Data lines:
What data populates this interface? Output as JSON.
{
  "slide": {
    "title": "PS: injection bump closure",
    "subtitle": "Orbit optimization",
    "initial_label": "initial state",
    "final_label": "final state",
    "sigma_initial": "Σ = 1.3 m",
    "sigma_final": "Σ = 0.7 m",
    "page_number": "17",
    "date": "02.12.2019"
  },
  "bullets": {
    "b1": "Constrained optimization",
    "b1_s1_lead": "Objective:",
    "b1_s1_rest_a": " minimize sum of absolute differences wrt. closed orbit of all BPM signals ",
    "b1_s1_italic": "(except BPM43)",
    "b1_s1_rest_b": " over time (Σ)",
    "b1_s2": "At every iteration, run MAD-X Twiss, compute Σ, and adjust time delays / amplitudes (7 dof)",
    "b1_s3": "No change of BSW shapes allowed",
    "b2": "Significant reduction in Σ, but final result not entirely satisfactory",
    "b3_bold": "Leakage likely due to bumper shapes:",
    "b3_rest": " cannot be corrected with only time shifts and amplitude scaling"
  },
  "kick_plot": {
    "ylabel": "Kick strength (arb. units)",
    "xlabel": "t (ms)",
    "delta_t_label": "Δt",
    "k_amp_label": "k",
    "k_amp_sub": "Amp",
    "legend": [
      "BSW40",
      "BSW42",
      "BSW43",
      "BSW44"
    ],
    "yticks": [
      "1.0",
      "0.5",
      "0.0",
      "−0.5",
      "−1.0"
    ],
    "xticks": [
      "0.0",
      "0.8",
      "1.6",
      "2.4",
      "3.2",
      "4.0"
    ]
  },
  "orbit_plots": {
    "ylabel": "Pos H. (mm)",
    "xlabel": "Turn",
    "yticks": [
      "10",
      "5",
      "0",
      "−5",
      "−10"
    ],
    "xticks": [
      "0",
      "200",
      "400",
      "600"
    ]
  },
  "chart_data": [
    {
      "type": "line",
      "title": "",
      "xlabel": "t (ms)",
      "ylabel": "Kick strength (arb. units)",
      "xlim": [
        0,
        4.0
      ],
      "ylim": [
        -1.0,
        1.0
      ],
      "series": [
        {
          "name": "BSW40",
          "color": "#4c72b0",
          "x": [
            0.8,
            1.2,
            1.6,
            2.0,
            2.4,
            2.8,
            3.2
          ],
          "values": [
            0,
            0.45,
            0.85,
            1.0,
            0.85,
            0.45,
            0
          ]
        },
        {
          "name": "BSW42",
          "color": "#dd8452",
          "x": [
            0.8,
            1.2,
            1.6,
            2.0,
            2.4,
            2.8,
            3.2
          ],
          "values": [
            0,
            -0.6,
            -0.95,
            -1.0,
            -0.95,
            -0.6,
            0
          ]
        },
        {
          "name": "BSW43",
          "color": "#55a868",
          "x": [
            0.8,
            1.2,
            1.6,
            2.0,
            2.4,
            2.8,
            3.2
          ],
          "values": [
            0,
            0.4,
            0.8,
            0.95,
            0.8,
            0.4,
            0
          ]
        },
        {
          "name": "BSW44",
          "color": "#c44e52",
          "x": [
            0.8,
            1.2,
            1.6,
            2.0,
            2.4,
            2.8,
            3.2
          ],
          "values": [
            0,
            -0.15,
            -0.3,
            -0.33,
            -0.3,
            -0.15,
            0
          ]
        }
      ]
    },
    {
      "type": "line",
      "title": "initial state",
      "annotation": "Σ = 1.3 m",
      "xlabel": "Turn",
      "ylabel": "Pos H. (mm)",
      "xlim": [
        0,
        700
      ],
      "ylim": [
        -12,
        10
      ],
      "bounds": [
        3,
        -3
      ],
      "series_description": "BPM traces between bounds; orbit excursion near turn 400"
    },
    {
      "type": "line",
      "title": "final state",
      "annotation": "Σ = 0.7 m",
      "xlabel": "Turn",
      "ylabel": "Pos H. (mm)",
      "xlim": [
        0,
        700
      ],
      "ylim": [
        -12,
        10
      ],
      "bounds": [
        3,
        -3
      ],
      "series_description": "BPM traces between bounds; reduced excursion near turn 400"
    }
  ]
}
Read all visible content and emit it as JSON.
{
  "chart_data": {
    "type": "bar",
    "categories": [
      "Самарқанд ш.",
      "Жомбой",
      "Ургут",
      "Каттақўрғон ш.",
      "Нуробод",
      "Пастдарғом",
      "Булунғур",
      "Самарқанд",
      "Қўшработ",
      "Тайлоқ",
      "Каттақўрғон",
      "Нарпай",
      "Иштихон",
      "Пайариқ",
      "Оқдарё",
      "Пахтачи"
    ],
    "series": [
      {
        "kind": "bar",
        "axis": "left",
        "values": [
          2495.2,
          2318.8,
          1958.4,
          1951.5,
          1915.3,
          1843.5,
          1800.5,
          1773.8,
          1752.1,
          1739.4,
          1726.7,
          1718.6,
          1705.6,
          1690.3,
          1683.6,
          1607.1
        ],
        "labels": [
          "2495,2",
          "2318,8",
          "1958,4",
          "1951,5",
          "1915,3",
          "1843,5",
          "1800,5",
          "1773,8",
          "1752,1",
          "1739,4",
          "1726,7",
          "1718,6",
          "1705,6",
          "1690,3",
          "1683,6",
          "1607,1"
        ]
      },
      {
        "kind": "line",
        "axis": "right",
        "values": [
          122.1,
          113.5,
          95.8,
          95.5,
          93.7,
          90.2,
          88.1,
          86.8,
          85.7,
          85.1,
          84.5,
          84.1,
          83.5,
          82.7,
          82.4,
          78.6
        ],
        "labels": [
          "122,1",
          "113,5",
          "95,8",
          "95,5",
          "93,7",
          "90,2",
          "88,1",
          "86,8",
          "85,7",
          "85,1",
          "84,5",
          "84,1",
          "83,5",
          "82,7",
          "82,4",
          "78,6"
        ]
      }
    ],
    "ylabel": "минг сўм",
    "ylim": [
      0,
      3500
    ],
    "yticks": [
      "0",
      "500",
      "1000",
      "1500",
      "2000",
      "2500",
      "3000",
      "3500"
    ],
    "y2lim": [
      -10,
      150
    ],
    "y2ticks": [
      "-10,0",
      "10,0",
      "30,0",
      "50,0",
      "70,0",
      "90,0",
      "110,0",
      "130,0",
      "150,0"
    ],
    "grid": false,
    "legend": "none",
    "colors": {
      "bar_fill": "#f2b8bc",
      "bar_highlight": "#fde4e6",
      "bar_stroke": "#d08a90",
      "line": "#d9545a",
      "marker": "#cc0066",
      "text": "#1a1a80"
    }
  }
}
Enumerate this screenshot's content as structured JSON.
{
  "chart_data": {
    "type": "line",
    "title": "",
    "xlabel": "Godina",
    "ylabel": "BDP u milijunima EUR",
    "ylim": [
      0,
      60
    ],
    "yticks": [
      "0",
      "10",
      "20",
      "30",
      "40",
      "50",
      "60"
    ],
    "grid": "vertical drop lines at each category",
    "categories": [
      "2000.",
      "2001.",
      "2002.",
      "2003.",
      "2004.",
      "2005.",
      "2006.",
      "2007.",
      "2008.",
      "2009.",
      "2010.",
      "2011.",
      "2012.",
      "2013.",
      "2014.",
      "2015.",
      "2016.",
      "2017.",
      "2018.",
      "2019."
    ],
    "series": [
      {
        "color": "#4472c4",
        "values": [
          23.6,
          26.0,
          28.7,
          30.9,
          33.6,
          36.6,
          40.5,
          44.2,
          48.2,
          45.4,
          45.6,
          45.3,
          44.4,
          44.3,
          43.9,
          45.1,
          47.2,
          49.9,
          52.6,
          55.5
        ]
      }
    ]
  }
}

* * *

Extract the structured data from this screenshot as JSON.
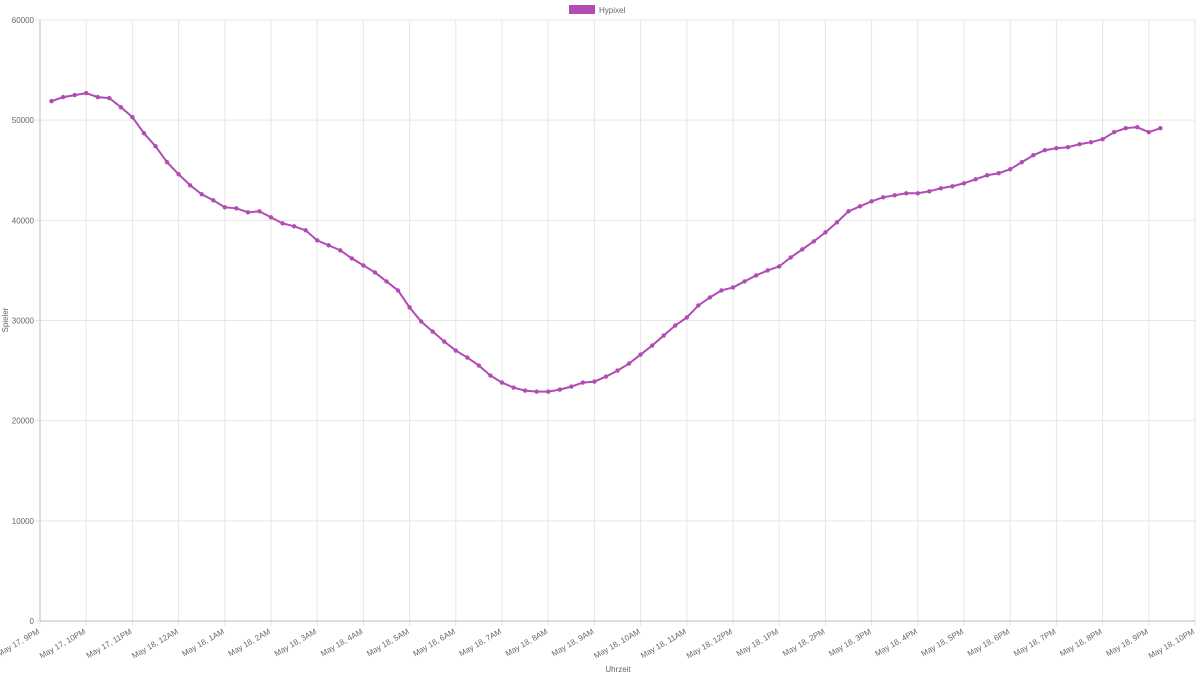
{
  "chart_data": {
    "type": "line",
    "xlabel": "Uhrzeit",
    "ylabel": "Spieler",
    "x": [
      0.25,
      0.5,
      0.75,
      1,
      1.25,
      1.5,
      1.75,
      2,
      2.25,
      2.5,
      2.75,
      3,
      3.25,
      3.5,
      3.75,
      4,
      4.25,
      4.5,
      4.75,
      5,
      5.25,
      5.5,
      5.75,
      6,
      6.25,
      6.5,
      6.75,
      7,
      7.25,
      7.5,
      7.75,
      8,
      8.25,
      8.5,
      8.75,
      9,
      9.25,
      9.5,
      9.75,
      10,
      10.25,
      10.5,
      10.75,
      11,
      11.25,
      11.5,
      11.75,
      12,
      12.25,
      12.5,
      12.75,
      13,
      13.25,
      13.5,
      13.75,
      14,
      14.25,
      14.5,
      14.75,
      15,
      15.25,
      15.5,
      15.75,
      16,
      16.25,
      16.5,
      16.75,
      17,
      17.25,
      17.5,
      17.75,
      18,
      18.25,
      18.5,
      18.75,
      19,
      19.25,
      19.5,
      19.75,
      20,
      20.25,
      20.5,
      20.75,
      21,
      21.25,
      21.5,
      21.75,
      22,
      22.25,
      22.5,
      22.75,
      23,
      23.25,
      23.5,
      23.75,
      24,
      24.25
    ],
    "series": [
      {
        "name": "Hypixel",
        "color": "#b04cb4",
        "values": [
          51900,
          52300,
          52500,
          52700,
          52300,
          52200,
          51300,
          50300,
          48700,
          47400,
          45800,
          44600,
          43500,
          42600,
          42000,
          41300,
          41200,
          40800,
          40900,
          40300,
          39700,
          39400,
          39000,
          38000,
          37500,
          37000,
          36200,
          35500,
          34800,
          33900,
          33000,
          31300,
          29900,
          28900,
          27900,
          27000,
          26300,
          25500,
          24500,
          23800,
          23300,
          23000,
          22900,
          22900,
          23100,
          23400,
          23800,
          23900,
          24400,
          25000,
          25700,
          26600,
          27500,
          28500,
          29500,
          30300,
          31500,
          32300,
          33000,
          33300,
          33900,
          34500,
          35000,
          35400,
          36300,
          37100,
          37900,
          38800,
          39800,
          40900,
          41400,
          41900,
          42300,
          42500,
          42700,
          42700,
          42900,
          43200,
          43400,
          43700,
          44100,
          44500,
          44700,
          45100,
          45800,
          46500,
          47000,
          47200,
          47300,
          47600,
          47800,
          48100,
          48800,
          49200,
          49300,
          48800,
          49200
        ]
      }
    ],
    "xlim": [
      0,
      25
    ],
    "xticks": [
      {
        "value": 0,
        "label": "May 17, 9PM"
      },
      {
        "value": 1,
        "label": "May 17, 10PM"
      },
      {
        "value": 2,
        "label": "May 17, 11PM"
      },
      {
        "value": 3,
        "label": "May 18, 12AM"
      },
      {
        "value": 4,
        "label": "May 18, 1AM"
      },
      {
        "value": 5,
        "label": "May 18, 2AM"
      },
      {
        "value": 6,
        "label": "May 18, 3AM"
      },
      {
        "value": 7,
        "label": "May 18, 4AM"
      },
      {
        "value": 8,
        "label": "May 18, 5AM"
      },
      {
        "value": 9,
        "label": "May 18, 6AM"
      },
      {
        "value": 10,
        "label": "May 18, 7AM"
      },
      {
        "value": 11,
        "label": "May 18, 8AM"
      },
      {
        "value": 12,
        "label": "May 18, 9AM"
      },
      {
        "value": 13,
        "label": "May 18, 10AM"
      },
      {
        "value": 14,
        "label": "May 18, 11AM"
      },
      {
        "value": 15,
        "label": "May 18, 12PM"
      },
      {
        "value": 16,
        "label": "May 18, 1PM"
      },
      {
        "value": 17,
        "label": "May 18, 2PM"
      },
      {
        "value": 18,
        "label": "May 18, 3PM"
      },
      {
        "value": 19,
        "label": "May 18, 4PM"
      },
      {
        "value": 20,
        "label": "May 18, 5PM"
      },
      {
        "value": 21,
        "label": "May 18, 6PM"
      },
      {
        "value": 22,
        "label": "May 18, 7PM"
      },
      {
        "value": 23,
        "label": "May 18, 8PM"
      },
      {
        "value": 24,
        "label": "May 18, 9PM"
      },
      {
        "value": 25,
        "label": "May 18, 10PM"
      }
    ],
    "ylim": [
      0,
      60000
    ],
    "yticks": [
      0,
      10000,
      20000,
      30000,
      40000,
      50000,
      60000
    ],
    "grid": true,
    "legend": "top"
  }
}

Task description:
From the entries, report each line that includes the word "ylabel".

Exercise answer:
    "ylabel": "Kick strength (arb. units)",
    "ylabel": "Pos H. (mm)",
      "ylabel": "Kick strength (arb. units)",
      "ylabel": "Pos H. (mm)",
      "ylabel": "Pos H. (mm)",
    "ylabel": "минг сўм",
    "ylabel": "BDP u milijunima EUR",
    "ylabel": "Spieler",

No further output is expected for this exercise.